Brief -> Send back all the data below, exactly as given.

— Start —

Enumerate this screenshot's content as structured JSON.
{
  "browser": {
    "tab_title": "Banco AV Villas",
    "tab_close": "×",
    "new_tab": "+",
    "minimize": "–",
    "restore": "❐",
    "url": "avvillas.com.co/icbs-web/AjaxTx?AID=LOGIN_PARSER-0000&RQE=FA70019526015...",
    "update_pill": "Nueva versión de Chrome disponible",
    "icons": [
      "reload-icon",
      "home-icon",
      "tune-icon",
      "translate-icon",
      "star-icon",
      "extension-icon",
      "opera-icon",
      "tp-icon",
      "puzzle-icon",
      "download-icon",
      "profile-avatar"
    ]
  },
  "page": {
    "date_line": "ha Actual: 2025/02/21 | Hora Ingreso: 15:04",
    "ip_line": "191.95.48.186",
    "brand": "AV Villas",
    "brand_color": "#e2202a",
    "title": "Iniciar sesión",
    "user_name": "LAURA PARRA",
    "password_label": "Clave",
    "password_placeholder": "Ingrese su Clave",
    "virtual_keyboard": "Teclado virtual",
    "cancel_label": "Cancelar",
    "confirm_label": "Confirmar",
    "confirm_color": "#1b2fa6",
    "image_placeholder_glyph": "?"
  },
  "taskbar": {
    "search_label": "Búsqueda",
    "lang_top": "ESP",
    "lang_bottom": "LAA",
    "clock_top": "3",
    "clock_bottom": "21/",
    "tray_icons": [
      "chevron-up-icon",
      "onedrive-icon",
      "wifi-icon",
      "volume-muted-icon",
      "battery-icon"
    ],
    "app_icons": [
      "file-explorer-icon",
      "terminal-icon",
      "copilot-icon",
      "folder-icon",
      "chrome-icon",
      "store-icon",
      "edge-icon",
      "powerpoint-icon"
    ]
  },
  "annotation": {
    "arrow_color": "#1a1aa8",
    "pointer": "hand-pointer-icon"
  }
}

— End —

Task answer ->
Enumerate this screenshot's content as structured JSON.
{
  "browser": {
    "tab_title": "Banco AV Villas",
    "tab_close": "×",
    "new_tab": "+",
    "minimize": "–",
    "restore": "❐",
    "url": "avvillas.com.co/icbs-web/AjaxTx?AID=LOGIN_PARSER-0000&RQE=FA70019526015...",
    "update_pill": "Nueva versión de Chrome disponible",
    "icons": [
      "reload-icon",
      "home-icon",
      "tune-icon",
      "translate-icon",
      "star-icon",
      "extension-icon",
      "opera-icon",
      "tp-icon",
      "puzzle-icon",
      "download-icon",
      "profile-avatar"
    ]
  },
  "page": {
    "date_line": "ha Actual: 2025/02/21 | Hora Ingreso: 15:04",
    "ip_line": "191.95.48.186",
    "brand": "AV Villas",
    "brand_color": "#e2202a",
    "title": "Iniciar sesión",
    "user_name": "LAURA PARRA",
    "password_label": "Clave",
    "password_placeholder": "Ingrese su Clave",
    "virtual_keyboard": "Teclado virtual",
    "cancel_label": "Cancelar",
    "confirm_label": "Confirmar",
    "confirm_color": "#1b2fa6",
    "image_placeholder_glyph": "?"
  },
  "taskbar": {
    "search_label": "Búsqueda",
    "lang_top": "ESP",
    "lang_bottom": "LAA",
    "clock_top": "3",
    "clock_bottom": "21/",
    "tray_icons": [
      "chevron-up-icon",
      "onedrive-icon",
      "wifi-icon",
      "volume-muted-icon",
      "battery-icon"
    ],
    "app_icons": [
      "file-explorer-icon",
      "terminal-icon",
      "copilot-icon",
      "folder-icon",
      "chrome-icon",
      "store-icon",
      "edge-icon",
      "powerpoint-icon"
    ]
  },
  "annotation": {
    "arrow_color": "#1a1aa8",
    "pointer": "hand-pointer-icon"
  }
}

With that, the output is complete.